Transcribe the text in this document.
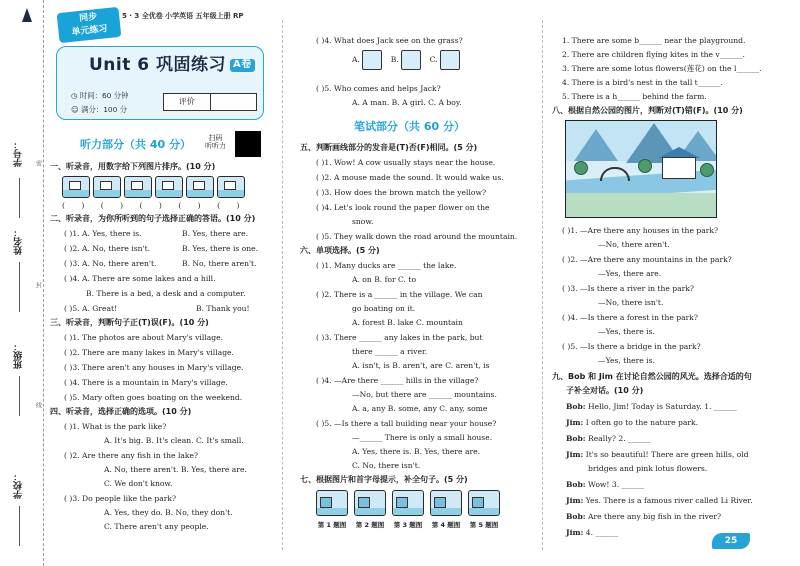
学号：
姓名：
班级：
学校：
密
封
线
同步
单元练习
5 · 3 全优卷 小学英语 五年级上册 RP
Unit 6 巩固练习 A卷
◷ 时间：60 分钟
☺ 满分：100 分
评价
听力部分（共 40 分）	扫码
听听力
一、听录音，用数字给下列图片排序。(10 分)
( ) ( ) ( ) ( ) ( )
二、听录音，为你所听到的句子选择正确的答语。(10 分)
( )1. A. Yes, there is.	B. Yes, there are.
( )2. A. No, there isn't.	B. Yes, there is one.
( )3. A. No, there aren't.	B. No, there aren't.
( )4. A. There are some lakes and a hill.
B. There is a bed, a desk and a computer.
( )5. A. Great!	B. Thank you!
三、听录音，判断句子正(T)误(F)。(10 分)
( )1. The photos are about Mary's village.
( )2. There are many lakes in Mary's village.
( )3. There aren't any houses in Mary's village.
( )4. There is a mountain in Mary's village.
( )5. Mary often goes boating on the weekend.
四、听录音，选择正确的选项。(10 分)
( )1. What is the park like?
A. It's big. B. It's clean. C. It's small.
( )2. Are there any fish in the lake?
A. No, there aren't. B. Yes, there are.
C. We don't know.
( )3. Do people like the park?
A. Yes, they do. B. No, they don't.
C. There aren't any people.
( )4. What does Jack see on the grass?
A.	B.	C.
( )5. Who comes and helps Jack?
A. A man. B. A girl. C. A boy.
笔试部分（共 60 分）
五、判断画线部分的发音是(T)否(F)相同。(5 分)
( )1. Wow! A cow usually stays near the house.
( )2. A mouse made the sound. It would wake us.
( )3. How does the brown match the yellow?
( )4. Let's look round the paper flower on the
snow.
( )5. They walk down the road around the mountain.
六、单项选择。(5 分)
( )1. Many ducks are ______ the lake.
A. on B. for C. to
( )2. There is a ______ in the village. We can
go boating on it.
A. forest B. lake C. mountain
( )3. There ______ any lakes in the park, but
there ______ a river.
A. isn't, is B. aren't, are C. aren't, is
( )4. —Are there ______ hills in the village?
—No, but there are ______ mountains.
A. a, any B. some, any C. any, some
( )5. —Is there a tall building near your house?
—______ There is only a small house.
A. Yes, there is. B. Yes, there are.
C. No, there isn't.
七、根据图片和首字母提示，补全句子。(5 分)
第 1 题图	第 2 题图	第 3 题图	第 4 题图	第 5 题图
1. There are some b______ near the playground.
2. There are children flying kites in the v______.
3. There are some lotus flowers(莲花) on the l______.
4. There is a bird's nest in the tall t______.
5. There is a h______ behind the farm.
八、根据自然公园的图片，判断对(T)错(F)。(10 分)
( )1. —Are there any houses in the park?
—No, there aren't.
( )2. —Are there any mountains in the park?
—Yes, there are.
( )3. —Is there a river in the park?
—No, there isn't.
( )4. —Is there a forest in the park?
—Yes, there is.
( )5. —Is there a bridge in the park?
—Yes, there is.
九、Bob 和 Jim 在讨论自然公园的风光。选择合适的句
子补全对话。(10 分)
Bob: Hello, Jim! Today is Saturday. 1. ______
Jim: I often go to the nature park.
Bob: Really? 2. ______
Jim: It's so beautiful! There are green hills, old
bridges and pink lotus flowers.
Bob: Wow! 3. ______
Jim: Yes. There is a famous river called Li River.
Bob: Are there any big fish in the river?
Jim: 4. ______
25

Work instructions:
What is the number of lines above that contain the string "aren"? Answer with the number alone.

Response to this task:
6